## BEGIN MATERIAL TO PROCESS

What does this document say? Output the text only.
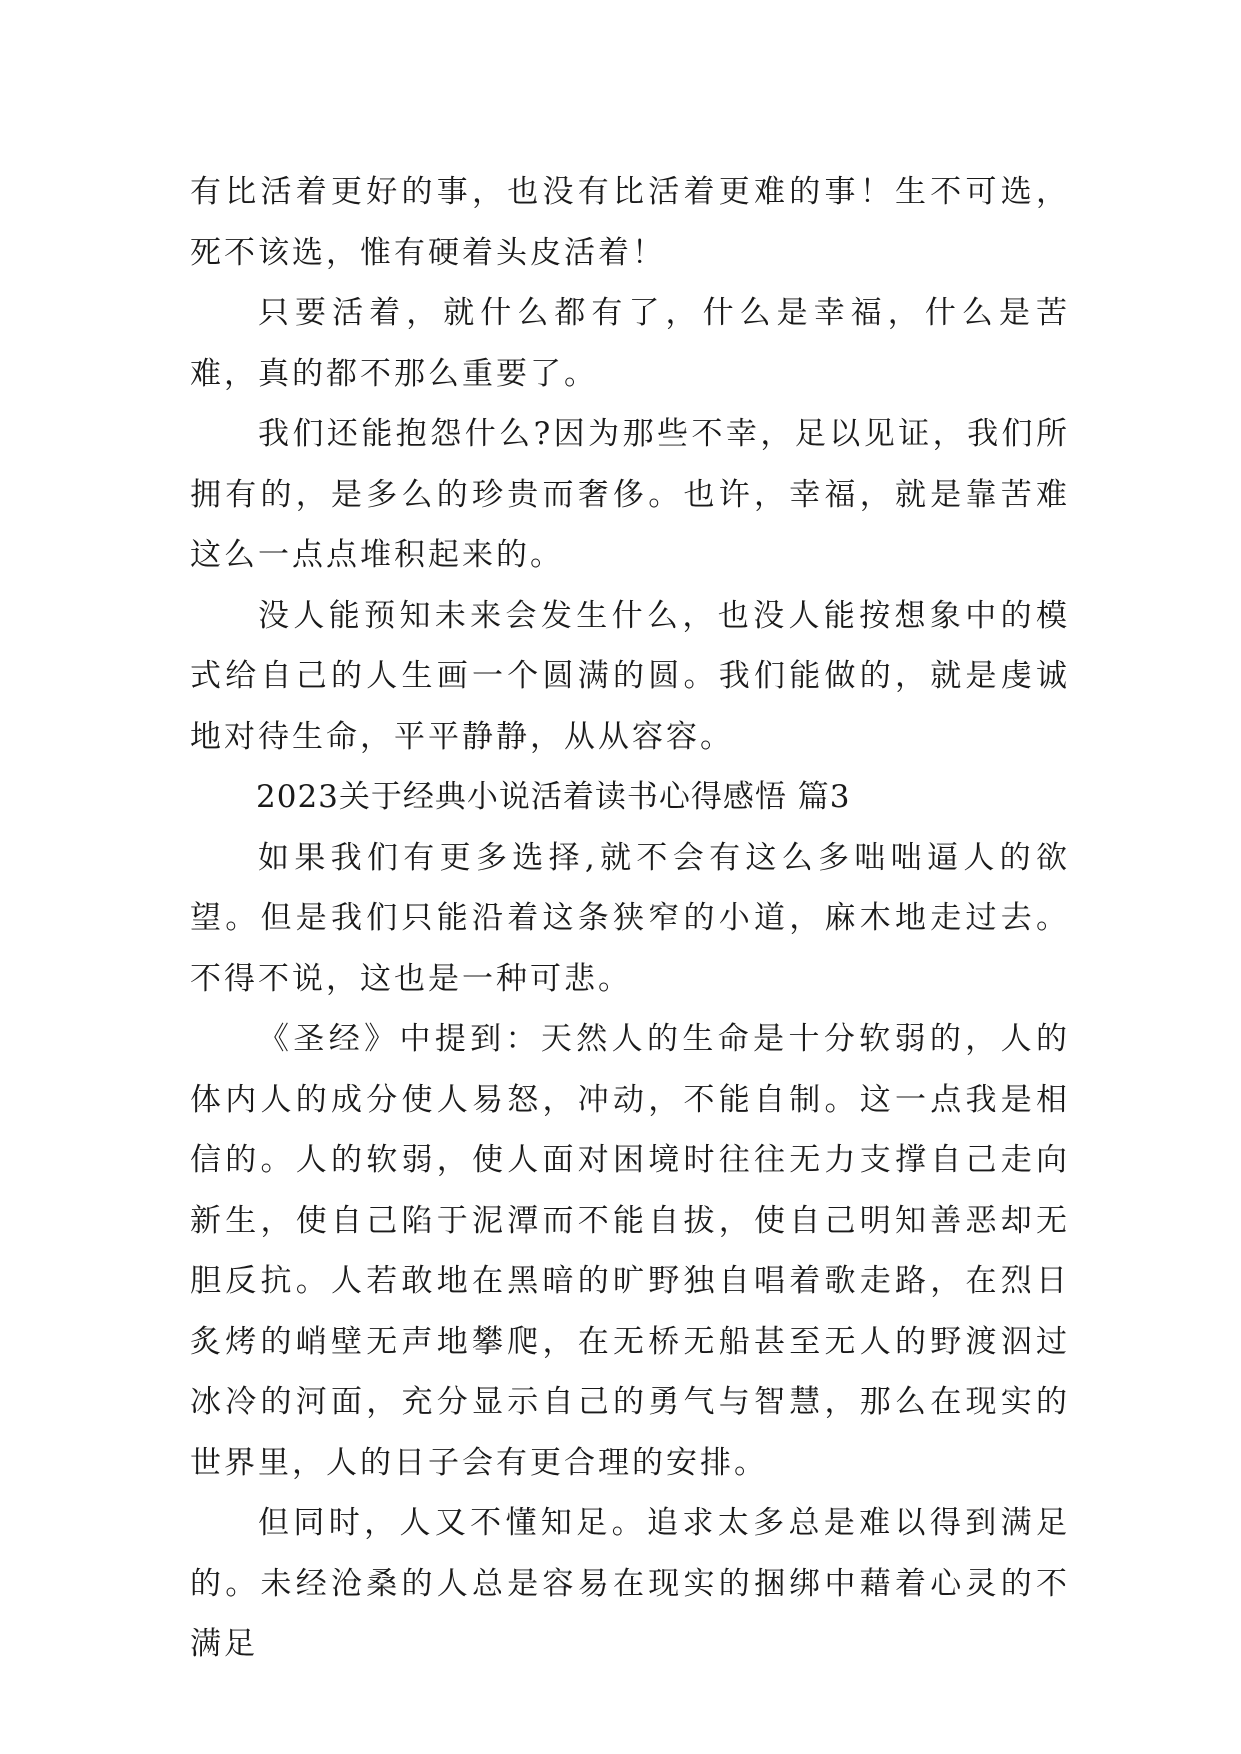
有比活着更好的事，也没有比活着更难的事！生不可选，死不该选，惟有硬着头皮活着！

只要活着，就什么都有了，什么是幸福，什么是苦难，真的都不那么重要了。

我们还能抱怨什么?因为那些不幸，足以见证，我们所拥有的，是多么的珍贵而奢侈。也许，幸福，就是靠苦难这么一点点堆积起来的。

没人能预知未来会发生什么，也没人能按想象中的模式给自己的人生画一个圆满的圆。我们能做的，就是虔诚地对待生命，平平静静，从从容容。

2023关于经典小说活着读书心得感悟 篇3

如果我们有更多选择,就不会有这么多咄咄逼人的欲望。但是我们只能沿着这条狭窄的小道，麻木地走过去。不得不说，这也是一种可悲。

《圣经》中提到：天然人的生命是十分软弱的，人的体内人的成分使人易怒，冲动，不能自制。这一点我是相信的。人的软弱，使人面对困境时往往无力支撑自己走向新生，使自己陷于泥潭而不能自拔，使自己明知善恶却无胆反抗。人若敢地在黑暗的旷野独自唱着歌走路，在烈日炙烤的峭壁无声地攀爬，在无桥无船甚至无人的野渡泅过冰冷的河面，充分显示自己的勇气与智慧，那么在现实的世界里，人的日子会有更合理的安排。

但同时，人又不懂知足。追求太多总是难以得到满足的。未经沧桑的人总是容易在现实的捆绑中藉着心灵的不满足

## END MATERIAL TO PROCESS

→ SHORT TASK
Every entry must be written out exactly, with all pictures left out.

→ THE RESULT
What does this document say? Output the text only.
有比活着更好的事，也没有比活着更难的事！生不可选，死不该选，惟有硬着头皮活着！

只要活着，就什么都有了，什么是幸福，什么是苦难，真的都不那么重要了。

我们还能抱怨什么?因为那些不幸，足以见证，我们所拥有的，是多么的珍贵而奢侈。也许，幸福，就是靠苦难这么一点点堆积起来的。

没人能预知未来会发生什么，也没人能按想象中的模式给自己的人生画一个圆满的圆。我们能做的，就是虔诚地对待生命，平平静静，从从容容。

2023关于经典小说活着读书心得感悟 篇3

如果我们有更多选择,就不会有这么多咄咄逼人的欲望。但是我们只能沿着这条狭窄的小道，麻木地走过去。不得不说，这也是一种可悲。

《圣经》中提到：天然人的生命是十分软弱的，人的体内人的成分使人易怒，冲动，不能自制。这一点我是相信的。人的软弱，使人面对困境时往往无力支撑自己走向新生，使自己陷于泥潭而不能自拔，使自己明知善恶却无胆反抗。人若敢地在黑暗的旷野独自唱着歌走路，在烈日炙烤的峭壁无声地攀爬，在无桥无船甚至无人的野渡泅过冰冷的河面，充分显示自己的勇气与智慧，那么在现实的世界里，人的日子会有更合理的安排。

但同时，人又不懂知足。追求太多总是难以得到满足的。未经沧桑的人总是容易在现实的捆绑中藉着心灵的不满足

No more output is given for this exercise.